**WRITTEN TASK:**
Return the part of the reality-show recap between "Cory, Jenny, and Rogan" and "up about it.", inclusive, copied word for word.

Jenna informs us that she (Holy Spirit), Kailah (Son), and Nany (Father) are the Holy Trinity alliance, which is somehow extremely blasphemous yet arousing at the same time. Nany then goes on to do something our Creator would never do and make bedroom eyes at Asaf for what seems like an hour. They eventually make out and Nany, somehow, wakes up in Asaf’s bed the next morning. Ashley sums it up: “Nany has a strange taste in men. Well, actually, no…Nany just likes any men.” (None of our business, though. None. Of. Our. Business.)

Kailah wards off Bear’s advances and announces she’s in a relationship and it’s time to be more mature. So, we know they’ll be hooking up later this season.  


Everyone but the Tribunal members get together for the vote. Bananas says a vet should start the proceedings, then throws it to CT. Since we didn’t get to see the Bananas’ opening night toast this year, this bit of Bananas humor will have to do.  

CT and some others pick Jay, more pick Asaf, and Asaf picks…Wes? Wes gets upset because he grew a beard and was trying to lay low this season, and he starts unnecessarily berating Asaf, which is the opposite of what someone trying to lay low would do (even with a beard). Wes calls him a “follower,” which leads to Asaf limply saying, “I ain’t no f***ing follower. I’m a leader. What’s up?”  

In a way he is a leader because he’s the first person voted into an elimination round this season. That’s what’s up, Asaf

Cory, Jenny, and Rogan try to figure out which other rookie they should send in. They’re scared of Fessy because of his size (they undoubtedly watched some big UT-Chattanooga games back in the day), and they’re scared of Swaggy because they’re scared of Bayleigh, who’s been talking s*** every chance she gets. Yeah, we get it – Swaggy’s “ya man,” but all that means is people will vote you in because you won’t shut up about it.  

That leaves poor Jay, who seems like a good guy to know if you need weed but necessarily a good guy for this competition. The Tribunal picks Kyle and Wes to join Jay in the interrogation room, which makes absolutely no sense. All veterans have relationships that are tough to break, but you can still win over rookies to your side – and an (FCS) All-American tight end like Fessy is definitely someone you want on your side. Get two rookies to pledge their loyalty to you for “saving” them, and you could be cooking with gas. But, nope, these three Mensa members botched a huge early advantage, and we’re treated to what’s likely gonna be the lamest interrogation of the season.  

In between, we learn that Bananas and Wes are teaming up this year. It’s treated as a monumental moment in Challenge history, but we pointed out that such a move would make sense in our Season 35 preview, so we’re not surprised. Apparently, the rest of the house won’t be either because they already have their suspicions that something is up when Bananas and Wes hug. Again, way to “lay low,” Wes. Either way, Jordan isn’t very worried because why would he be?


We get the obligatory slow-motion cast walk to the elimination pit, which is called ”Purgatory” this season. Why not “The Asylum” or “The Padded Room” since the name of the season is “Total Madness?” T.J. explains that you’re halfway between heaven (victory) and hell (defeat), hence purgatory. Of course, if Teej had studied his Catholic teachings a little more closely, he’d know that if you’re in purgatory, you’re guaranteed to go to heaven, so you’re not actually between heaven and hell (the story of St. Stanislaus sums this up). T.J. should have asked the Holy Trinity for some clarification on that.

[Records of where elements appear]
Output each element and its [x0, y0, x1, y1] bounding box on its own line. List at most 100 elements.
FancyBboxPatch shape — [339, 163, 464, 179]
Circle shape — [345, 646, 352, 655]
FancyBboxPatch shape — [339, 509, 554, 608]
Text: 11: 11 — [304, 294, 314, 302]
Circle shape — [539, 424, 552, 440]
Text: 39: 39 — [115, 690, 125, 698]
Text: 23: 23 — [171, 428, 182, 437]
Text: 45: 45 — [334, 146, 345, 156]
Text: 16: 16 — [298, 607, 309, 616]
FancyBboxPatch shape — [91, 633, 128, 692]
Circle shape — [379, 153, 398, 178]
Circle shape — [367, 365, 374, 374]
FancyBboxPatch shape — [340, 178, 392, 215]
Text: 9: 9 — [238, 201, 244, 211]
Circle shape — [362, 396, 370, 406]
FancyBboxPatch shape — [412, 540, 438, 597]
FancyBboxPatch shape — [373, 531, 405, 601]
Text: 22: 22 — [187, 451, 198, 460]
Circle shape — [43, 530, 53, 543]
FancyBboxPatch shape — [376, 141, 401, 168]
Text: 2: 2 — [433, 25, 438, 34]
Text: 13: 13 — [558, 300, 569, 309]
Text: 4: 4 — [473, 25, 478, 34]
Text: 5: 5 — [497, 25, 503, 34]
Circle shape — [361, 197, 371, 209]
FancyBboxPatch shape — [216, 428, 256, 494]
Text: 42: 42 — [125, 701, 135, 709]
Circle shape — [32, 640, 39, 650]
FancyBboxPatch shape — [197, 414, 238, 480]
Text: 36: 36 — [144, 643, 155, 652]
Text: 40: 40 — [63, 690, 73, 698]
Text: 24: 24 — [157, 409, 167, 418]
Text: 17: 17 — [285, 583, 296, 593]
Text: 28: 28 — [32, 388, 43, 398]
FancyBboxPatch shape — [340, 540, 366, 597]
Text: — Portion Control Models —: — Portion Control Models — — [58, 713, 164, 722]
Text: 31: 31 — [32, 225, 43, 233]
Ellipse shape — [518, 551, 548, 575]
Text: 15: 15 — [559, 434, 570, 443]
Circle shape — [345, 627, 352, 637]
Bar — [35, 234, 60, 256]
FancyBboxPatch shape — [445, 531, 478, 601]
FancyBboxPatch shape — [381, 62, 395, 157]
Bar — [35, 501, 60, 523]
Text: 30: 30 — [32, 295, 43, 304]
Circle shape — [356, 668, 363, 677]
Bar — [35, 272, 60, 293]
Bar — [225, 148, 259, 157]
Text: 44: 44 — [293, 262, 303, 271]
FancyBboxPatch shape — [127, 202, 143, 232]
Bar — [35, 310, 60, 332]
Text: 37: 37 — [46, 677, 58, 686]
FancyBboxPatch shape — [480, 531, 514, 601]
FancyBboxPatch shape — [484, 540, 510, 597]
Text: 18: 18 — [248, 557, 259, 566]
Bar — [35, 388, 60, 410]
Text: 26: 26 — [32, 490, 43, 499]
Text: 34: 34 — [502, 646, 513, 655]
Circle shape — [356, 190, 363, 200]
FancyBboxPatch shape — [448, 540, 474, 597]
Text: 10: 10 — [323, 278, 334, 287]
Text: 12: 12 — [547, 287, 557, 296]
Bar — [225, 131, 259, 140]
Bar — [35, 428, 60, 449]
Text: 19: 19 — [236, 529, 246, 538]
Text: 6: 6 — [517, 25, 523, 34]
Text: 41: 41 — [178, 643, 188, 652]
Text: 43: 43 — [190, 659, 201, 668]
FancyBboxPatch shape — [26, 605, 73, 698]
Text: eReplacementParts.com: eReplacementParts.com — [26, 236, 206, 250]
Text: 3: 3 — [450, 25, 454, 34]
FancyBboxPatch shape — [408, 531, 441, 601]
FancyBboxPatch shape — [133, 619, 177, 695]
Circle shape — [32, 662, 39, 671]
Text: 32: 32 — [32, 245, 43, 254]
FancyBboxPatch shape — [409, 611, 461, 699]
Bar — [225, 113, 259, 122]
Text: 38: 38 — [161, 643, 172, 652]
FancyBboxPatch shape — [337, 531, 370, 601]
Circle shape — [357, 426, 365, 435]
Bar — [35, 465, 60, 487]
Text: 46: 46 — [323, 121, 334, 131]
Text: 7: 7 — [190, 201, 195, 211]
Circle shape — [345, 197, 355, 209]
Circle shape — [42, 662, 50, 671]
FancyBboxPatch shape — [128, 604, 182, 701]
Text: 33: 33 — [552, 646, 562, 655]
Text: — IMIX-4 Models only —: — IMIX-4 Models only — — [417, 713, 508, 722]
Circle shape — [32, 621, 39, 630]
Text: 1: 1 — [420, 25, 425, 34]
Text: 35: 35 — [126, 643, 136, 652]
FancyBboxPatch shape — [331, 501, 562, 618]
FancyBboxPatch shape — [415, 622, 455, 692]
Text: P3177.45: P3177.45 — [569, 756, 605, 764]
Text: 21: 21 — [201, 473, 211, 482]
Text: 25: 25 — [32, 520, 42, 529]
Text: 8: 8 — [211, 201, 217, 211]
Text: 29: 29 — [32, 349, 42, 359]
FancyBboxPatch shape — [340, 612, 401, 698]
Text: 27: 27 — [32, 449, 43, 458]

**RESULT OF THIS EXERCISE:**
Cory, Jenny, and Rogan try to figure out which other rookie they should send in. They’re scared of Fessy because of his size (they undoubtedly watched some big UT-Chattanooga games back in the day), and they’re scared of Swaggy because they’re scared of Bayleigh, who’s been talking s*** every chance she gets. Yeah, we get it – Swaggy’s “ya man,” but all that means is people will vote you in because you won’t shut up about it.